**Document passage**
______________________________

MaxHalford/prince

How to transform on new unseen test data?

tricha-zemoso opened this issue · 3 comments

I am able to fit the MCA model to training data. I would like to use the model then to find the row coordinates of new unseen data. The transform function is not working for unseen data as I get a keyerror. Is it possible to "transform" new data using model fitted to training data, like the sklearn transformation functions?
Please help me to understand.

Hello. Can you provide a reproducible example?

data.csv
Python Code:

from prince import MCA
import pandas as pd

data = pd.read_csv("data.csv", index_col=[0])
mca = MCA(n_components=10, n_iter=3, copy=True, check_input=True, engine='sklearn',random_state=42)

______________________________

**Given records**
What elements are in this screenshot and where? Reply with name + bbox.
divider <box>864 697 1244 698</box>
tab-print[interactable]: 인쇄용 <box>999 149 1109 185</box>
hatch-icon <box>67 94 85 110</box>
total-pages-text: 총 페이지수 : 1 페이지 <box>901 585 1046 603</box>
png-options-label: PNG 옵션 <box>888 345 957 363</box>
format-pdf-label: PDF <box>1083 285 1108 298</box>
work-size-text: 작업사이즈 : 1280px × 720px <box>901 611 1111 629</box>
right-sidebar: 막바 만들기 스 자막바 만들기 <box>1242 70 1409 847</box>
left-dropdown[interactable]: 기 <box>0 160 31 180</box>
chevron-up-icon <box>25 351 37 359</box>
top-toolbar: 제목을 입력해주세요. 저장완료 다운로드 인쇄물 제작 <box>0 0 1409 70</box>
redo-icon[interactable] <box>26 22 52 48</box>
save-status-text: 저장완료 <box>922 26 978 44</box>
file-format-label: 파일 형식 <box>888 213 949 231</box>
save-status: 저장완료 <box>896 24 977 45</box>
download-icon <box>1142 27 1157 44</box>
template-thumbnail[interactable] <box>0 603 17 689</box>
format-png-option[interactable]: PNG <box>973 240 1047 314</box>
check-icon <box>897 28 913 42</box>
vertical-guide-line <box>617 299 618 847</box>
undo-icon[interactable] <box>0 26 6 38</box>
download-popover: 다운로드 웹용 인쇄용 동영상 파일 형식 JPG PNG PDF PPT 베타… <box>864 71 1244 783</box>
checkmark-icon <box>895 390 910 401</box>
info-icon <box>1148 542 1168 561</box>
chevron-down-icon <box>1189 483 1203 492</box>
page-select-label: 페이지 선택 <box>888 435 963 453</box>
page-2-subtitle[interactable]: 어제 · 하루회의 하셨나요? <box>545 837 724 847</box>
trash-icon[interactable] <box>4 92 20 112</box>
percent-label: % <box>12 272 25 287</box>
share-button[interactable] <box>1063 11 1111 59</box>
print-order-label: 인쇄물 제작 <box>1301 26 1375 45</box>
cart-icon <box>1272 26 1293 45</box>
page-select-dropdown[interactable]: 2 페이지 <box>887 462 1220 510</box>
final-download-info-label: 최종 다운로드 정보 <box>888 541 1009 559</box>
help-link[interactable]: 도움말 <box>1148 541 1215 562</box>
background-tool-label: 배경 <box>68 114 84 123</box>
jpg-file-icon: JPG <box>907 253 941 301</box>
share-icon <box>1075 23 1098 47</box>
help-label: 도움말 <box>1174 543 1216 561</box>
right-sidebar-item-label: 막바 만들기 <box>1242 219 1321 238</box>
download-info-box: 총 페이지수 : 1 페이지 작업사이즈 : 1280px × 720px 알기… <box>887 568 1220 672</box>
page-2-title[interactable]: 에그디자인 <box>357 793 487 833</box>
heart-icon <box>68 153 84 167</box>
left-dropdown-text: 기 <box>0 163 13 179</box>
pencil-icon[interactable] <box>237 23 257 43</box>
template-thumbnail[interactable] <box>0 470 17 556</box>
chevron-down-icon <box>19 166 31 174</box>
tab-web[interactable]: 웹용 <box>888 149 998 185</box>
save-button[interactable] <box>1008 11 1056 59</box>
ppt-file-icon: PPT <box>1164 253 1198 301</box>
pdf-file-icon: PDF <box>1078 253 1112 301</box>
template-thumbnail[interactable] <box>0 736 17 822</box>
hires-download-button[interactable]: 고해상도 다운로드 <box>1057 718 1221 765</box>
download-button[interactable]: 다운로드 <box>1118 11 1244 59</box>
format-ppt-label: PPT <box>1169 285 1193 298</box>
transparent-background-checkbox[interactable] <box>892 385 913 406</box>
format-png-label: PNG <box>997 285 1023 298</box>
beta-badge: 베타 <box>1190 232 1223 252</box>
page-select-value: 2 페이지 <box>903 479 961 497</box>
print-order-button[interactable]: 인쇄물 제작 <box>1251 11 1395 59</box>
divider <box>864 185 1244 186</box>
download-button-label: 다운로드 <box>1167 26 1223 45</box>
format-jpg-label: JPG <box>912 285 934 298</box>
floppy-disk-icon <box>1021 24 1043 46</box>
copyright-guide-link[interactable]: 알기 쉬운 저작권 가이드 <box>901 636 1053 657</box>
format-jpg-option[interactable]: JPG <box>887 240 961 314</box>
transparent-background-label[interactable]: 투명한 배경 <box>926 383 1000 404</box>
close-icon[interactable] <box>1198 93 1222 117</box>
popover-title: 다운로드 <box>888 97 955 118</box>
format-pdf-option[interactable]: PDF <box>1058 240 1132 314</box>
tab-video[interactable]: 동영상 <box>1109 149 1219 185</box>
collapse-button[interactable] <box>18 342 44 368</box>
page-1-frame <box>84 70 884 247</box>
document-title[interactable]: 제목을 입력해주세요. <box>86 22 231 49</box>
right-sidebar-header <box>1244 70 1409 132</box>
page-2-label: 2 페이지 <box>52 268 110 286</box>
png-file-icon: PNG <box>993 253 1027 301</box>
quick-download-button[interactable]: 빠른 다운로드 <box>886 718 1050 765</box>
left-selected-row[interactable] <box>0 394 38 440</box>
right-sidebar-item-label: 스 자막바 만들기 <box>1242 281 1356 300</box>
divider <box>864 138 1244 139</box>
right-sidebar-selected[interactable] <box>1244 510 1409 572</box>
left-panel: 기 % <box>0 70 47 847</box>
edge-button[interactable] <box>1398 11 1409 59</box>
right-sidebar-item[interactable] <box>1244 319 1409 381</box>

______________________________

**Activity**
Write the next part of the issue thread about applying a fitted prince MCA model to new, unseen data, continuing directly after its final line of code.

**Answer section**
mca = mca.fit(data[:3])
print(mca.eigenvalues_summary)
print(mca.row_coordinates(data[:3]))
print(mca.transform(data[3:]))

Error:
KeyError: "['category_Application Access', 'userid_a@b.com', 'userid_b@b.com', 'location_San Jose, CA, United States', 'applicationname_B', 'applicationname_C', 'browser_Other'] not in index"

Indeed, MCA does not yet work with rows/columns which have not been seen before. It's on my TODO, but I don't know when I'll tackle it.